Listing start

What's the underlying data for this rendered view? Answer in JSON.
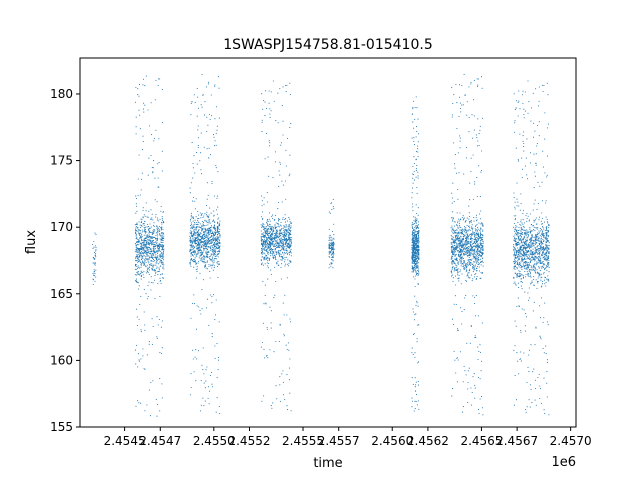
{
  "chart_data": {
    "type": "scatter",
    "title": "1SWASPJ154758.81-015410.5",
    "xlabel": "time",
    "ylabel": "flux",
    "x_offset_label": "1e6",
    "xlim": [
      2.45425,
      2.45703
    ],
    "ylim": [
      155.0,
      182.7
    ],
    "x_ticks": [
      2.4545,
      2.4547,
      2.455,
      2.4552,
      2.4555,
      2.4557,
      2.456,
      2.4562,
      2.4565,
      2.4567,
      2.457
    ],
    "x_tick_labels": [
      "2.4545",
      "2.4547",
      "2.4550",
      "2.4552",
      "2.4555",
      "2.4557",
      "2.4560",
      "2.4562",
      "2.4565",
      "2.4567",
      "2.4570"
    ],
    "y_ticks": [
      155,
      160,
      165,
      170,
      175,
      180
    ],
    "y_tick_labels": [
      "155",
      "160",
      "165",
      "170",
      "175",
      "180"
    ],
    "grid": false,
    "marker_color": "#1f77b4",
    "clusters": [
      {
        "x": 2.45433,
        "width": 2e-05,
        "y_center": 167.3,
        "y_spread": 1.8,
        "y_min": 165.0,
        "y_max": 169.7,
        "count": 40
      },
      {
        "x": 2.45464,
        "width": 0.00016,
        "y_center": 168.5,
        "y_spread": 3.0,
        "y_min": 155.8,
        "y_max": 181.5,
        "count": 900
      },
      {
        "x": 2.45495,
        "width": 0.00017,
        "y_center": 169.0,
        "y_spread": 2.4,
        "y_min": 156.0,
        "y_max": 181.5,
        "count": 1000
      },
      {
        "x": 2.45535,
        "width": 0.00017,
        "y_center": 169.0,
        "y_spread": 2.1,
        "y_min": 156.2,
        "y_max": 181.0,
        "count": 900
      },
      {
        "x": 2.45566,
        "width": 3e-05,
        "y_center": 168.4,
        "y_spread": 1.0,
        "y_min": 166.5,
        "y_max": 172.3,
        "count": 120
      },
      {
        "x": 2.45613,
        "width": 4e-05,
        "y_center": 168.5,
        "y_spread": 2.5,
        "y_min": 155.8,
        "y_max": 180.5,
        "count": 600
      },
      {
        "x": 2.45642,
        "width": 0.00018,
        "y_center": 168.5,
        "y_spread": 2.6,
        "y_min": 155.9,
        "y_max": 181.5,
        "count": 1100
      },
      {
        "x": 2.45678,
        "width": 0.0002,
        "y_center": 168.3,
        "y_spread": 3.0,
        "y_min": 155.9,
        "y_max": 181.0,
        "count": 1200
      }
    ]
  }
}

Listing end

[Given instruction] The records above are to be restated exactly, without their pictures.

[Expected answer]
What's the underlying data for this rendered view? Answer in JSON.
{
  "chart_data": {
    "type": "scatter",
    "title": "1SWASPJ154758.81-015410.5",
    "xlabel": "time",
    "ylabel": "flux",
    "x_offset_label": "1e6",
    "xlim": [
      2.45425,
      2.45703
    ],
    "ylim": [
      155.0,
      182.7
    ],
    "x_ticks": [
      2.4545,
      2.4547,
      2.455,
      2.4552,
      2.4555,
      2.4557,
      2.456,
      2.4562,
      2.4565,
      2.4567,
      2.457
    ],
    "x_tick_labels": [
      "2.4545",
      "2.4547",
      "2.4550",
      "2.4552",
      "2.4555",
      "2.4557",
      "2.4560",
      "2.4562",
      "2.4565",
      "2.4567",
      "2.4570"
    ],
    "y_ticks": [
      155,
      160,
      165,
      170,
      175,
      180
    ],
    "y_tick_labels": [
      "155",
      "160",
      "165",
      "170",
      "175",
      "180"
    ],
    "grid": false,
    "marker_color": "#1f77b4",
    "clusters": [
      {
        "x": 2.45433,
        "width": 2e-05,
        "y_center": 167.3,
        "y_spread": 1.8,
        "y_min": 165.0,
        "y_max": 169.7,
        "count": 40
      },
      {
        "x": 2.45464,
        "width": 0.00016,
        "y_center": 168.5,
        "y_spread": 3.0,
        "y_min": 155.8,
        "y_max": 181.5,
        "count": 900
      },
      {
        "x": 2.45495,
        "width": 0.00017,
        "y_center": 169.0,
        "y_spread": 2.4,
        "y_min": 156.0,
        "y_max": 181.5,
        "count": 1000
      },
      {
        "x": 2.45535,
        "width": 0.00017,
        "y_center": 169.0,
        "y_spread": 2.1,
        "y_min": 156.2,
        "y_max": 181.0,
        "count": 900
      },
      {
        "x": 2.45566,
        "width": 3e-05,
        "y_center": 168.4,
        "y_spread": 1.0,
        "y_min": 166.5,
        "y_max": 172.3,
        "count": 120
      },
      {
        "x": 2.45613,
        "width": 4e-05,
        "y_center": 168.5,
        "y_spread": 2.5,
        "y_min": 155.8,
        "y_max": 180.5,
        "count": 600
      },
      {
        "x": 2.45642,
        "width": 0.00018,
        "y_center": 168.5,
        "y_spread": 2.6,
        "y_min": 155.9,
        "y_max": 181.5,
        "count": 1100
      },
      {
        "x": 2.45678,
        "width": 0.0002,
        "y_center": 168.3,
        "y_spread": 3.0,
        "y_min": 155.9,
        "y_max": 181.0,
        "count": 1200
      }
    ]
  }
}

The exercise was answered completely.